§ **TASK PROMPT**
Where a line holds "this", copy it.
◇ ◇ ◇ ◇ ◇ ◇ ◇
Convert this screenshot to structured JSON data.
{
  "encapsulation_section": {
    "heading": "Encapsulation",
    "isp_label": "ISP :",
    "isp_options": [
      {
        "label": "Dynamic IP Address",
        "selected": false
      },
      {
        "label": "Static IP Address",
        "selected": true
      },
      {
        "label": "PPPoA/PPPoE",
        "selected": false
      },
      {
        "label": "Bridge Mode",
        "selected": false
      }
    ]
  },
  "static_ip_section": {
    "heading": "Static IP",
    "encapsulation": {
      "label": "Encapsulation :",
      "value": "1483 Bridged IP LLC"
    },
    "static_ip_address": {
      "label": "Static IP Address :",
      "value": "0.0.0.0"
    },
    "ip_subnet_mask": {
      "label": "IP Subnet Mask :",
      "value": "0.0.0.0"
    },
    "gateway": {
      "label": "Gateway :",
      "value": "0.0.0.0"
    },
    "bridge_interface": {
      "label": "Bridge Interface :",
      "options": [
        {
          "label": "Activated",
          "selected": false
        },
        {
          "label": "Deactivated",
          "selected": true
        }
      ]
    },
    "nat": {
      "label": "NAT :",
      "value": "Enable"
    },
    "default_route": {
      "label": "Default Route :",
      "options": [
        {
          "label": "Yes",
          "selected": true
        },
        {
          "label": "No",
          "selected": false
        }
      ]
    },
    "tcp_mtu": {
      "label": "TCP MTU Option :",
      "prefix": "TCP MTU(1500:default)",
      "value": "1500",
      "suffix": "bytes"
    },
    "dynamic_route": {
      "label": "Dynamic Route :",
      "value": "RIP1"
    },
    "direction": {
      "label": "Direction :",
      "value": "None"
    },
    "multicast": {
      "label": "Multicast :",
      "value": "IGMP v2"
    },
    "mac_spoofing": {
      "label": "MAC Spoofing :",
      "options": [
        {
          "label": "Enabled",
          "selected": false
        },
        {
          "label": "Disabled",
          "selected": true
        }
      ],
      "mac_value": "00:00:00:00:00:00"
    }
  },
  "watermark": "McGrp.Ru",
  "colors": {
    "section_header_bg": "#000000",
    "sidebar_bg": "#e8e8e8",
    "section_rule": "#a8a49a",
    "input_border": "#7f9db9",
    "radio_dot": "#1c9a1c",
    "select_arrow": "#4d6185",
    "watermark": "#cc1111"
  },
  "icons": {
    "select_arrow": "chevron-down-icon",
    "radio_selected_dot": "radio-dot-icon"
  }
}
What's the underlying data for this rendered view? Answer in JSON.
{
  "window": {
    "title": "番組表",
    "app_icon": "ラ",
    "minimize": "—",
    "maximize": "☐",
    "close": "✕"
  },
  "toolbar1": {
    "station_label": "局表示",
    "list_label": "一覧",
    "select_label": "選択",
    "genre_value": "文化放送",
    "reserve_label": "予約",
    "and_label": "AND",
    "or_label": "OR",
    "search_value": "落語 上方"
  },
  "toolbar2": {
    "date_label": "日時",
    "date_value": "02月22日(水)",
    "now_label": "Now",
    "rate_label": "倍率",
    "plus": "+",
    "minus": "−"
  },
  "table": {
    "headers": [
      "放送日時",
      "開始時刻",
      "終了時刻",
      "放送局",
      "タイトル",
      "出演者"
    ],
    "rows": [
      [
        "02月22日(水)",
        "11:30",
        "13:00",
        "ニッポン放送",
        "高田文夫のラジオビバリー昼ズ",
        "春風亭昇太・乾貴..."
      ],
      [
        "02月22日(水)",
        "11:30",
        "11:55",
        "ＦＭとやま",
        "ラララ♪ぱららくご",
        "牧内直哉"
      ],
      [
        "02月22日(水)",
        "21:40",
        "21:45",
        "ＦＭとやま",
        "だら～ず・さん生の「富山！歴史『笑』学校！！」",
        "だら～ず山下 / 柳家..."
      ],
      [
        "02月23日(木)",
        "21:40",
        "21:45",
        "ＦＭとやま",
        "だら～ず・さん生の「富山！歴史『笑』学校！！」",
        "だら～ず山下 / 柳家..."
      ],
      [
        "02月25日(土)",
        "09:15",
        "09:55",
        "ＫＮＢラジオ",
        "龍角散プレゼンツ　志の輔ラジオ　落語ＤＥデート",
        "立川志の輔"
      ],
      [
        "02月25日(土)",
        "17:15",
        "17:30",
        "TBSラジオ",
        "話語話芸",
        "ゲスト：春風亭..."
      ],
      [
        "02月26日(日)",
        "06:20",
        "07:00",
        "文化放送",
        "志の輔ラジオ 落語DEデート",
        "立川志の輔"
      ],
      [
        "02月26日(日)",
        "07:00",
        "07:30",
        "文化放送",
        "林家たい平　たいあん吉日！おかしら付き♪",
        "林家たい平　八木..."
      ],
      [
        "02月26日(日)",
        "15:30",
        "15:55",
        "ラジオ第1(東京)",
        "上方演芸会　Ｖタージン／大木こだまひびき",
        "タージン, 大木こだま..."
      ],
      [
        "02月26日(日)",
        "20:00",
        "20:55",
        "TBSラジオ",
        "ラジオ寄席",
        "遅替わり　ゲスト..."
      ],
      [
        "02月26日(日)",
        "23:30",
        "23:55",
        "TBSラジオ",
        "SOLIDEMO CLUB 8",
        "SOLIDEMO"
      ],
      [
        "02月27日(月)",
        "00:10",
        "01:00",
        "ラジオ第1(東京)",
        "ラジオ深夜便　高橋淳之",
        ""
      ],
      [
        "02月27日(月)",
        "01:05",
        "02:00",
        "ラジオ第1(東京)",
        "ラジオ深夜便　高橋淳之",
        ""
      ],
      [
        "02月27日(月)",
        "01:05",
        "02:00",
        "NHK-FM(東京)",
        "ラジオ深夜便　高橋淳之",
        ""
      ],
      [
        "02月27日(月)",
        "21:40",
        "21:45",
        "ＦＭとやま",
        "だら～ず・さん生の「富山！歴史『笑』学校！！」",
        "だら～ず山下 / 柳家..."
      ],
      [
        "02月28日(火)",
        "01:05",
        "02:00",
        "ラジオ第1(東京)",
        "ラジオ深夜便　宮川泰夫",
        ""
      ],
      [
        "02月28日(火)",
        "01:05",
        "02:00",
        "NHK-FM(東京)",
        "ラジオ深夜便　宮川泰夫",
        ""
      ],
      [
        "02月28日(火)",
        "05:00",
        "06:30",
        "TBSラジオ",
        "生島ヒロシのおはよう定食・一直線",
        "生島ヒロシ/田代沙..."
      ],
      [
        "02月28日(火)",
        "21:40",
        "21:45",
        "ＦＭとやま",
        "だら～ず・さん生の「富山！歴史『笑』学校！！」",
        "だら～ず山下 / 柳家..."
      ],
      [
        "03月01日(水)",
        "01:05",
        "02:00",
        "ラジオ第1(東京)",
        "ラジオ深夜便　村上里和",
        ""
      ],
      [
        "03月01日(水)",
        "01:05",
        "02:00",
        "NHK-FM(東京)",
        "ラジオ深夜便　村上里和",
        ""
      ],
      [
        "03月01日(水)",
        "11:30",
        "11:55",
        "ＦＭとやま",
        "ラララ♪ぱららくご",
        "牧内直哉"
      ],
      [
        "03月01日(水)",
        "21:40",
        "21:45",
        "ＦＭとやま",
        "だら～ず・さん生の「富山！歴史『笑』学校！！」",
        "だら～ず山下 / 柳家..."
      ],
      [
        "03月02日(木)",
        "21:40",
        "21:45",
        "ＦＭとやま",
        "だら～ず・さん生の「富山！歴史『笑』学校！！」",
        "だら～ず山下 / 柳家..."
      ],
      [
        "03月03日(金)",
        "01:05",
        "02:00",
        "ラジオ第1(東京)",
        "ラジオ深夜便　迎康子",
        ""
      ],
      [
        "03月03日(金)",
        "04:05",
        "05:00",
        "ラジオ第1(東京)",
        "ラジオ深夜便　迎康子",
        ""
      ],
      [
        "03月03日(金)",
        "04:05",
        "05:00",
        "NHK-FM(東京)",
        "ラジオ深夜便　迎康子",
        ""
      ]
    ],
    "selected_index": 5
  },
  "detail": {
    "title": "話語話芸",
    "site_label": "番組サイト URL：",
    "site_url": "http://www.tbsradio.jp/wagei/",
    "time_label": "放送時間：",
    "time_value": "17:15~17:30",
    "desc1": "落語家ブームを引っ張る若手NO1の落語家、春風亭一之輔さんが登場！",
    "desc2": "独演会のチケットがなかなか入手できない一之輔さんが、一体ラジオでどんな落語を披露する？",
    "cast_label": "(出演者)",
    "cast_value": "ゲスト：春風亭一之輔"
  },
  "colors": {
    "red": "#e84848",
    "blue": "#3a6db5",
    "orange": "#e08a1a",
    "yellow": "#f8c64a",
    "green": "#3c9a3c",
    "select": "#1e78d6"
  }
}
◇ ◇ ◇ ◇ ◇ ◇ ◇
§ **ANSWER FOR THE TASK**
Convert this screenshot to structured JSON data.
What's the underlying data for this rendered view? Answer in JSON.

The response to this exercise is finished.